Copy, from the entries below, each line where the word "content" can be found.
** Begin RECORDS SUPPLIED **
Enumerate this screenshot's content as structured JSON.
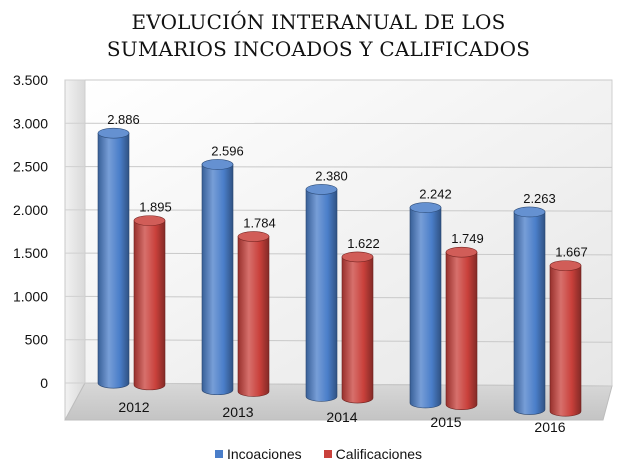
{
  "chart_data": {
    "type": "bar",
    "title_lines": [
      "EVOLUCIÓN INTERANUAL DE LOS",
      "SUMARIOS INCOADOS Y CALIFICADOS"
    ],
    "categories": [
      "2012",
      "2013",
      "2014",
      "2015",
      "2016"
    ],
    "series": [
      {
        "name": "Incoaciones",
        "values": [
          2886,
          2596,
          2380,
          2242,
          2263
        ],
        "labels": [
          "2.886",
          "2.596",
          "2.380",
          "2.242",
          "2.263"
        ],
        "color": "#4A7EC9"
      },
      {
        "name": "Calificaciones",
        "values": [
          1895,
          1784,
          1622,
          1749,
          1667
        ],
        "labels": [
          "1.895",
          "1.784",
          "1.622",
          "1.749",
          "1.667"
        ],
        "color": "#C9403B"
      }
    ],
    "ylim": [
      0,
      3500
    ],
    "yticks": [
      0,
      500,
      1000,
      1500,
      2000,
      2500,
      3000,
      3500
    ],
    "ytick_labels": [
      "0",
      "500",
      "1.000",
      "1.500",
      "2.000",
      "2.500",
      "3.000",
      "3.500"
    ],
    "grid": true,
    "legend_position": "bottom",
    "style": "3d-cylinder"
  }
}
** End RECORDS SUPPLIED **
** Begin RECORDS SUPPLIED **
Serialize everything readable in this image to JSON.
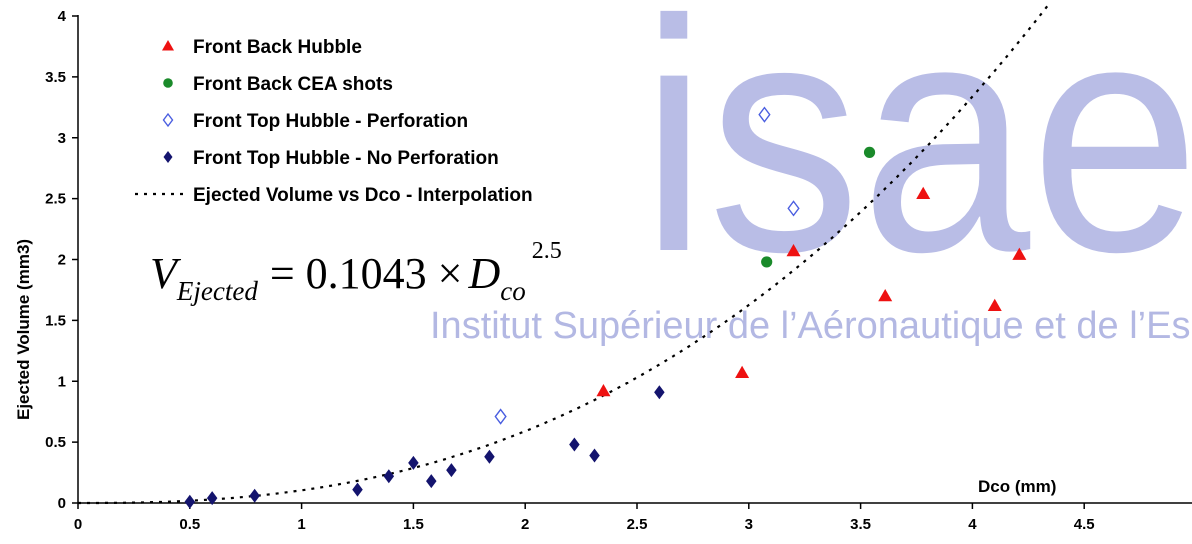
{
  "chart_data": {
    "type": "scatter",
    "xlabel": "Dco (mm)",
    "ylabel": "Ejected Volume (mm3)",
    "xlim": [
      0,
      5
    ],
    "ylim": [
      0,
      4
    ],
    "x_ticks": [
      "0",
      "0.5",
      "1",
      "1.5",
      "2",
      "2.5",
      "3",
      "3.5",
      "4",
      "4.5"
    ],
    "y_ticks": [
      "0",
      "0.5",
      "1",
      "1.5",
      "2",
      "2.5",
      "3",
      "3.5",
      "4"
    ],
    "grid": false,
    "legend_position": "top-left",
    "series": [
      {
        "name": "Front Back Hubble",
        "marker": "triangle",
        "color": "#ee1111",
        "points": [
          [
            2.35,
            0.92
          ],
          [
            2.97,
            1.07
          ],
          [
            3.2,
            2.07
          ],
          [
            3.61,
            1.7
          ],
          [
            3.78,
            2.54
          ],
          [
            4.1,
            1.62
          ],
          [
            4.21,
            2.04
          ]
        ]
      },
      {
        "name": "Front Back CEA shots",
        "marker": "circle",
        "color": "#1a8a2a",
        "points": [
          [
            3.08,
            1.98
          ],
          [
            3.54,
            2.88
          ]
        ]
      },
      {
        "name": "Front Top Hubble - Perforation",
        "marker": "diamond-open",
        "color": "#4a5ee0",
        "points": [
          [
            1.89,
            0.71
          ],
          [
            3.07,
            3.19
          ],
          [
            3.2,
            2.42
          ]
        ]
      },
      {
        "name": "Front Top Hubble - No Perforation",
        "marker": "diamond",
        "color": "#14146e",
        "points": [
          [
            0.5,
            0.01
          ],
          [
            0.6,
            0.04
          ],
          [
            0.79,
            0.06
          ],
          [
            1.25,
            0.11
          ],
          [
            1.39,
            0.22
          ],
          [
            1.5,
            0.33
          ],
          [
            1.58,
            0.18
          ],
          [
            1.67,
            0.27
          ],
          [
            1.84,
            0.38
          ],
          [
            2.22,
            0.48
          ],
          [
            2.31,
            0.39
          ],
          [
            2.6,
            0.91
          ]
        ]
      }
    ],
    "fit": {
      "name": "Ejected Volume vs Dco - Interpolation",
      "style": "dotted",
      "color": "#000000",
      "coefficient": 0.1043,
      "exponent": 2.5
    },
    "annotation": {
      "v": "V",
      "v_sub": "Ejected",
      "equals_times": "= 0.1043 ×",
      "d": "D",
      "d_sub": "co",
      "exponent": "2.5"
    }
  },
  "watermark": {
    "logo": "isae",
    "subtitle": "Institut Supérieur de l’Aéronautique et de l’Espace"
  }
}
** End RECORDS SUPPLIED **
** Begin RECORDS SUPPLIED **
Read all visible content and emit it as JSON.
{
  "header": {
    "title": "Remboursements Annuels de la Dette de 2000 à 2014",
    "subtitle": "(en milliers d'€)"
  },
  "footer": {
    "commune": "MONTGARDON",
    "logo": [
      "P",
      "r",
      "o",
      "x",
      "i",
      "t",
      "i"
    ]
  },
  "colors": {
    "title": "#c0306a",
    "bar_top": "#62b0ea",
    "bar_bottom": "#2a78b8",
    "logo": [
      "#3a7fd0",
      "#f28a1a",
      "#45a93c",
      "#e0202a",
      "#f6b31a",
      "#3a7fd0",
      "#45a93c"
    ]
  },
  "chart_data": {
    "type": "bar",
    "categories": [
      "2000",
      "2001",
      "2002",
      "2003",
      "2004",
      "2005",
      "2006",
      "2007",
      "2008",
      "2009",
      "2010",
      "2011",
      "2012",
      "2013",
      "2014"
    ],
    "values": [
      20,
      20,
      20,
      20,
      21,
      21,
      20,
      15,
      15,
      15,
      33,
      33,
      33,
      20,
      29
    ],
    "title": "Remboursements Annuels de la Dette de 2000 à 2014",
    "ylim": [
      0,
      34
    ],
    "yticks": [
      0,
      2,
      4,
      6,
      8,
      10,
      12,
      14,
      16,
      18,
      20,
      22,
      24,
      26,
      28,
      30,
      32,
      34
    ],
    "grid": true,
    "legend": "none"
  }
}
** End RECORDS SUPPLIED **
RESULT:
Enumerate this screenshot's content as structured JSON.
Read all visible content and emit it as JSON.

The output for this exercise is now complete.